— start of Records to use —

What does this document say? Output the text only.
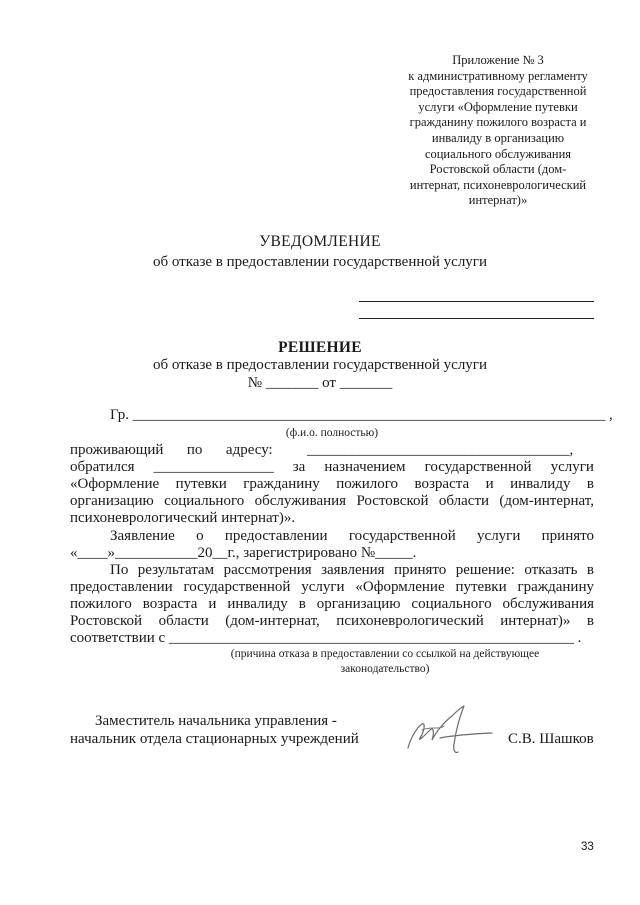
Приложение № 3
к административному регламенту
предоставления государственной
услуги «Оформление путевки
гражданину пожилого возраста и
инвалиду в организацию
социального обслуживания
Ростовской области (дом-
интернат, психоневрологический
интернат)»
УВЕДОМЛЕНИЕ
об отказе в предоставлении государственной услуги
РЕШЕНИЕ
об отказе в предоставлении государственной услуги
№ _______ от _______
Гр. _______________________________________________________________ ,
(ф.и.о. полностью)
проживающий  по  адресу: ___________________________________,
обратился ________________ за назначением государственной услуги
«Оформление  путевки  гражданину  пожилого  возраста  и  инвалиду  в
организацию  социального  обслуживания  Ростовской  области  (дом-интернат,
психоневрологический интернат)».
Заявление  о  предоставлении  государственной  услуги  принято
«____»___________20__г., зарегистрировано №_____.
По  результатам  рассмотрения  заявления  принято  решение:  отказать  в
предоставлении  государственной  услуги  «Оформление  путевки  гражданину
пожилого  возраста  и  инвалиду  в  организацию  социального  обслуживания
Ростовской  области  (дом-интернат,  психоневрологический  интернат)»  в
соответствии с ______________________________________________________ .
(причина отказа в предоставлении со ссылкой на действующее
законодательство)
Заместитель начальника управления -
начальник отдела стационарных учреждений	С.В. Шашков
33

— end of Records to use —

## Your goal
Repeat all of the data above word for word, minus the pictures.

## Exercise result
What does this document say? Output the text only.
Приложение № 3
к административному регламенту
предоставления государственной
услуги «Оформление путевки
гражданину пожилого возраста и
инвалиду в организацию
социального обслуживания
Ростовской области (дом-
интернат, психоневрологический
интернат)»
УВЕДОМЛЕНИЕ
об отказе в предоставлении государственной услуги
РЕШЕНИЕ
об отказе в предоставлении государственной услуги
№ _______ от _______
Гр. _______________________________________________________________ ,
(ф.и.о. полностью)
проживающий  по  адресу: ___________________________________,
обратился ________________ за назначением государственной услуги
«Оформление  путевки  гражданину  пожилого  возраста  и  инвалиду  в
организацию  социального  обслуживания  Ростовской  области  (дом-интернат,
психоневрологический интернат)».
Заявление  о  предоставлении  государственной  услуги  принято
«____»___________20__г., зарегистрировано №_____.
По  результатам  рассмотрения  заявления  принято  решение:  отказать  в
предоставлении  государственной  услуги  «Оформление  путевки  гражданину
пожилого  возраста  и  инвалиду  в  организацию  социального  обслуживания
Ростовской  области  (дом-интернат,  психоневрологический  интернат)»  в
соответствии с ______________________________________________________ .
(причина отказа в предоставлении со ссылкой на действующее
законодательство)
Заместитель начальника управления -
начальник отдела стационарных учреждений	С.В. Шашков
33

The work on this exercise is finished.